> THE TASK:
Every record that follows should be printed verbatim.

> SOURCE DATA:
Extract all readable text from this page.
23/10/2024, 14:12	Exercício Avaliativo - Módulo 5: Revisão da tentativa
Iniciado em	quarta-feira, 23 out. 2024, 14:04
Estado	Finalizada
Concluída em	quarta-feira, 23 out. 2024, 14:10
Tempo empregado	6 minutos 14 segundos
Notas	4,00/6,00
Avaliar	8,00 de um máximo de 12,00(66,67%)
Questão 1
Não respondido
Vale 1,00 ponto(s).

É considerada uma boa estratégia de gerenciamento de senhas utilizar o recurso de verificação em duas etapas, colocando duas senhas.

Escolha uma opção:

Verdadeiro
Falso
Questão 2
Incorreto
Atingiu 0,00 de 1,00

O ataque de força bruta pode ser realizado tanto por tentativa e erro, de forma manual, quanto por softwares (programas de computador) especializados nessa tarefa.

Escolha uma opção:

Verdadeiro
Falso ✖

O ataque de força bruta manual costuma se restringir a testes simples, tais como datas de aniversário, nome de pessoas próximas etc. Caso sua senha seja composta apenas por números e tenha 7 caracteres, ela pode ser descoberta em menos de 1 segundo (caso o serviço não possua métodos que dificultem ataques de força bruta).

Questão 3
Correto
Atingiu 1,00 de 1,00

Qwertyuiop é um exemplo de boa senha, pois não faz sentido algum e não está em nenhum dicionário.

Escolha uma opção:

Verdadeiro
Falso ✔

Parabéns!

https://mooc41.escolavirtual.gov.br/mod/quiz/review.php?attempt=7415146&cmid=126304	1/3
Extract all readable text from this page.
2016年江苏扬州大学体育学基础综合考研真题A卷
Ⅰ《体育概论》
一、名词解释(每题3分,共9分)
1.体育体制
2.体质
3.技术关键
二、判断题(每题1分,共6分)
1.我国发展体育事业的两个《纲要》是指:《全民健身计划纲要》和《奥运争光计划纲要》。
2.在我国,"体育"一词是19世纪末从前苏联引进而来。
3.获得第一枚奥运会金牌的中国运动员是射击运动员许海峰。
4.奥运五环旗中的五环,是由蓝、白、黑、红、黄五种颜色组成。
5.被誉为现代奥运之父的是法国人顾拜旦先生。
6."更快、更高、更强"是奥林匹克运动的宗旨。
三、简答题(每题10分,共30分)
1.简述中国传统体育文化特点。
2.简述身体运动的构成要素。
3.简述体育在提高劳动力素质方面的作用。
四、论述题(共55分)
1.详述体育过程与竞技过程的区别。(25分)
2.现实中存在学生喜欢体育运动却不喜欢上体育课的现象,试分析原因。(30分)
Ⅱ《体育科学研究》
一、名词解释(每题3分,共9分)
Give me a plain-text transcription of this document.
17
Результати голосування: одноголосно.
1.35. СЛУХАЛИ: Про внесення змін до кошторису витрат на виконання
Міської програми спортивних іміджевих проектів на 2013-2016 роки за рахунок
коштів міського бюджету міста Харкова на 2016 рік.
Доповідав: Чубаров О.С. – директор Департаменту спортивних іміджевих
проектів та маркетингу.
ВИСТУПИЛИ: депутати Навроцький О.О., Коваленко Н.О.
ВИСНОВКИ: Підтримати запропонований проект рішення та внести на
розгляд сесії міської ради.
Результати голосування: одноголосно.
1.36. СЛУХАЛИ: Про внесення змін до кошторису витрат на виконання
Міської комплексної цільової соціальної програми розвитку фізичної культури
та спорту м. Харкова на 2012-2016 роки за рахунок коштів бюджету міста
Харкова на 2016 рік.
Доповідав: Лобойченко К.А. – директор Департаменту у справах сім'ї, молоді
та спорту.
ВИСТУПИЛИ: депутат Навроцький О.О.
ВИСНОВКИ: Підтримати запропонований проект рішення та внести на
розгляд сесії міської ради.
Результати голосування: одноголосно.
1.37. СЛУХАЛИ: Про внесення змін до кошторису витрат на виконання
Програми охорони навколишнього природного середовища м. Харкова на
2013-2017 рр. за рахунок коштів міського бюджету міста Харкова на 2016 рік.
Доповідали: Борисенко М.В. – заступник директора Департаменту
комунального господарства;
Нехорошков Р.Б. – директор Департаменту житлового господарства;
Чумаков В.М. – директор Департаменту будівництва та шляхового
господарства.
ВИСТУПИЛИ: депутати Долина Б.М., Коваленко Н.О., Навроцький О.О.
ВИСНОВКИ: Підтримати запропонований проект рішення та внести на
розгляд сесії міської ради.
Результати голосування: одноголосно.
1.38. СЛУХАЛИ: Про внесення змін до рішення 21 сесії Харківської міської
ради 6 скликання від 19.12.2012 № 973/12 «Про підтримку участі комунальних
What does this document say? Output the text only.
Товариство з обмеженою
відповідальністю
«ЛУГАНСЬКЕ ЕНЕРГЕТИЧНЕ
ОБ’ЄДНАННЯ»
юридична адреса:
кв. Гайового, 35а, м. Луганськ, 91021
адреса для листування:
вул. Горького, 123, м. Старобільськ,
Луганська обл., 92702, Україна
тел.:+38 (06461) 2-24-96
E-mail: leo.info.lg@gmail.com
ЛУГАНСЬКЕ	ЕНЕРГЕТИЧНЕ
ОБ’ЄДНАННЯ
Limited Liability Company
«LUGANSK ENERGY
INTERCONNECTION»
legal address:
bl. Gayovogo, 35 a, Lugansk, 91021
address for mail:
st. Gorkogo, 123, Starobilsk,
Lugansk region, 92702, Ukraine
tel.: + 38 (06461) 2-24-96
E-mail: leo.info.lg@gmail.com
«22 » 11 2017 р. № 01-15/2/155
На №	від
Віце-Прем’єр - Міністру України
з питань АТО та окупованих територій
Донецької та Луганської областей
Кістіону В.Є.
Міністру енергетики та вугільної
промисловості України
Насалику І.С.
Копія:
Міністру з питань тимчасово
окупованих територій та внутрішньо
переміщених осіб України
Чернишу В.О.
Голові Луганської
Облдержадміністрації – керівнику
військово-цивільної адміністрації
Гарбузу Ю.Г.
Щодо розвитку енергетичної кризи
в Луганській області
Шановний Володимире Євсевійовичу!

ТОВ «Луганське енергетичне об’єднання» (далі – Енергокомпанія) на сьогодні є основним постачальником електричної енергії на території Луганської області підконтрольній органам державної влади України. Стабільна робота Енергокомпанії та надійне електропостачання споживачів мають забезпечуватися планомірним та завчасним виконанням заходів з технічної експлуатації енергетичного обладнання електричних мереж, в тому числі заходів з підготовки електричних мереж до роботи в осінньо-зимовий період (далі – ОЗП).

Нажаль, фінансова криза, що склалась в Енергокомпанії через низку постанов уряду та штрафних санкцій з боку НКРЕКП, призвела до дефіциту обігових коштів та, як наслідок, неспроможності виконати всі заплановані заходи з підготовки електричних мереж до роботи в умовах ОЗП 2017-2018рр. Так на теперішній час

> OUTPUT FOR THIS TASK:
Extract all readable text from this page.
23/10/2024, 14:12	Exercício Avaliativo - Módulo 5: Revisão da tentativa
Iniciado em	quarta-feira, 23 out. 2024, 14:04
Estado	Finalizada
Concluída em	quarta-feira, 23 out. 2024, 14:10
Tempo empregado	6 minutos 14 segundos
Notas	4,00/6,00
Avaliar	8,00 de um máximo de 12,00(66,67%)
Questão 1
Não respondido
Vale 1,00 ponto(s).

É considerada uma boa estratégia de gerenciamento de senhas utilizar o recurso de verificação em duas etapas, colocando duas senhas.

Escolha uma opção:

Verdadeiro
Falso
Questão 2
Incorreto
Atingiu 0,00 de 1,00

O ataque de força bruta pode ser realizado tanto por tentativa e erro, de forma manual, quanto por softwares (programas de computador) especializados nessa tarefa.

Escolha uma opção:

Verdadeiro
Falso ✖

O ataque de força bruta manual costuma se restringir a testes simples, tais como datas de aniversário, nome de pessoas próximas etc. Caso sua senha seja composta apenas por números e tenha 7 caracteres, ela pode ser descoberta em menos de 1 segundo (caso o serviço não possua métodos que dificultem ataques de força bruta).

Questão 3
Correto
Atingiu 1,00 de 1,00

Qwertyuiop é um exemplo de boa senha, pois não faz sentido algum e não está em nenhum dicionário.

Escolha uma opção:

Verdadeiro
Falso ✔

Parabéns!

https://mooc41.escolavirtual.gov.br/mod/quiz/review.php?attempt=7415146&cmid=126304	1/3
Extract all readable text from this page.
2016年江苏扬州大学体育学基础综合考研真题A卷
Ⅰ《体育概论》
一、名词解释(每题3分,共9分)
1.体育体制
2.体质
3.技术关键
二、判断题(每题1分,共6分)
1.我国发展体育事业的两个《纲要》是指:《全民健身计划纲要》和《奥运争光计划纲要》。
2.在我国,"体育"一词是19世纪末从前苏联引进而来。
3.获得第一枚奥运会金牌的中国运动员是射击运动员许海峰。
4.奥运五环旗中的五环,是由蓝、白、黑、红、黄五种颜色组成。
5.被誉为现代奥运之父的是法国人顾拜旦先生。
6."更快、更高、更强"是奥林匹克运动的宗旨。
三、简答题(每题10分,共30分)
1.简述中国传统体育文化特点。
2.简述身体运动的构成要素。
3.简述体育在提高劳动力素质方面的作用。
四、论述题(共55分)
1.详述体育过程与竞技过程的区别。(25分)
2.现实中存在学生喜欢体育运动却不喜欢上体育课的现象,试分析原因。(30分)
Ⅱ《体育科学研究》
一、名词解释(每题3分,共9分)
Give me a plain-text transcription of this document.
17
Результати голосування: одноголосно.
1.35. СЛУХАЛИ: Про внесення змін до кошторису витрат на виконання
Міської програми спортивних іміджевих проектів на 2013-2016 роки за рахунок
коштів міського бюджету міста Харкова на 2016 рік.
Доповідав: Чубаров О.С. – директор Департаменту спортивних іміджевих
проектів та маркетингу.
ВИСТУПИЛИ: депутати Навроцький О.О., Коваленко Н.О.
ВИСНОВКИ: Підтримати запропонований проект рішення та внести на
розгляд сесії міської ради.
Результати голосування: одноголосно.
1.36. СЛУХАЛИ: Про внесення змін до кошторису витрат на виконання
Міської комплексної цільової соціальної програми розвитку фізичної культури
та спорту м. Харкова на 2012-2016 роки за рахунок коштів бюджету міста
Харкова на 2016 рік.
Доповідав: Лобойченко К.А. – директор Департаменту у справах сім'ї, молоді
та спорту.
ВИСТУПИЛИ: депутат Навроцький О.О.
ВИСНОВКИ: Підтримати запропонований проект рішення та внести на
розгляд сесії міської ради.
Результати голосування: одноголосно.
1.37. СЛУХАЛИ: Про внесення змін до кошторису витрат на виконання
Програми охорони навколишнього природного середовища м. Харкова на
2013-2017 рр. за рахунок коштів міського бюджету міста Харкова на 2016 рік.
Доповідали: Борисенко М.В. – заступник директора Департаменту
комунального господарства;
Нехорошков Р.Б. – директор Департаменту житлового господарства;
Чумаков В.М. – директор Департаменту будівництва та шляхового
господарства.
ВИСТУПИЛИ: депутати Долина Б.М., Коваленко Н.О., Навроцький О.О.
ВИСНОВКИ: Підтримати запропонований проект рішення та внести на
розгляд сесії міської ради.
Результати голосування: одноголосно.
1.38. СЛУХАЛИ: Про внесення змін до рішення 21 сесії Харківської міської
ради 6 скликання від 19.12.2012 № 973/12 «Про підтримку участі комунальних
What does this document say? Output the text only.
Товариство з обмеженою
відповідальністю
«ЛУГАНСЬКЕ ЕНЕРГЕТИЧНЕ
ОБ’ЄДНАННЯ»
юридична адреса:
кв. Гайового, 35а, м. Луганськ, 91021
адреса для листування:
вул. Горького, 123, м. Старобільськ,
Луганська обл., 92702, Україна
тел.:+38 (06461) 2-24-96
E-mail: leo.info.lg@gmail.com
ЛУГАНСЬКЕ	ЕНЕРГЕТИЧНЕ
ОБ’ЄДНАННЯ
Limited Liability Company
«LUGANSK ENERGY
INTERCONNECTION»
legal address:
bl. Gayovogo, 35 a, Lugansk, 91021
address for mail:
st. Gorkogo, 123, Starobilsk,
Lugansk region, 92702, Ukraine
tel.: + 38 (06461) 2-24-96
E-mail: leo.info.lg@gmail.com
«22 » 11 2017 р. № 01-15/2/155
На №	від
Віце-Прем’єр - Міністру України
з питань АТО та окупованих територій
Донецької та Луганської областей
Кістіону В.Є.
Міністру енергетики та вугільної
промисловості України
Насалику І.С.
Копія:
Міністру з питань тимчасово
окупованих територій та внутрішньо
переміщених осіб України
Чернишу В.О.
Голові Луганської
Облдержадміністрації – керівнику
військово-цивільної адміністрації
Гарбузу Ю.Г.
Щодо розвитку енергетичної кризи
в Луганській області
Шановний Володимире Євсевійовичу!

ТОВ «Луганське енергетичне об’єднання» (далі – Енергокомпанія) на сьогодні є основним постачальником електричної енергії на території Луганської області підконтрольній органам державної влади України. Стабільна робота Енергокомпанії та надійне електропостачання споживачів мають забезпечуватися планомірним та завчасним виконанням заходів з технічної експлуатації енергетичного обладнання електричних мереж, в тому числі заходів з підготовки електричних мереж до роботи в осінньо-зимовий період (далі – ОЗП).

Нажаль, фінансова криза, що склалась в Енергокомпанії через низку постанов уряду та штрафних санкцій з боку НКРЕКП, призвела до дефіциту обігових коштів та, як наслідок, неспроможності виконати всі заплановані заходи з підготовки електричних мереж до роботи в умовах ОЗП 2017-2018рр. Так на теперішній час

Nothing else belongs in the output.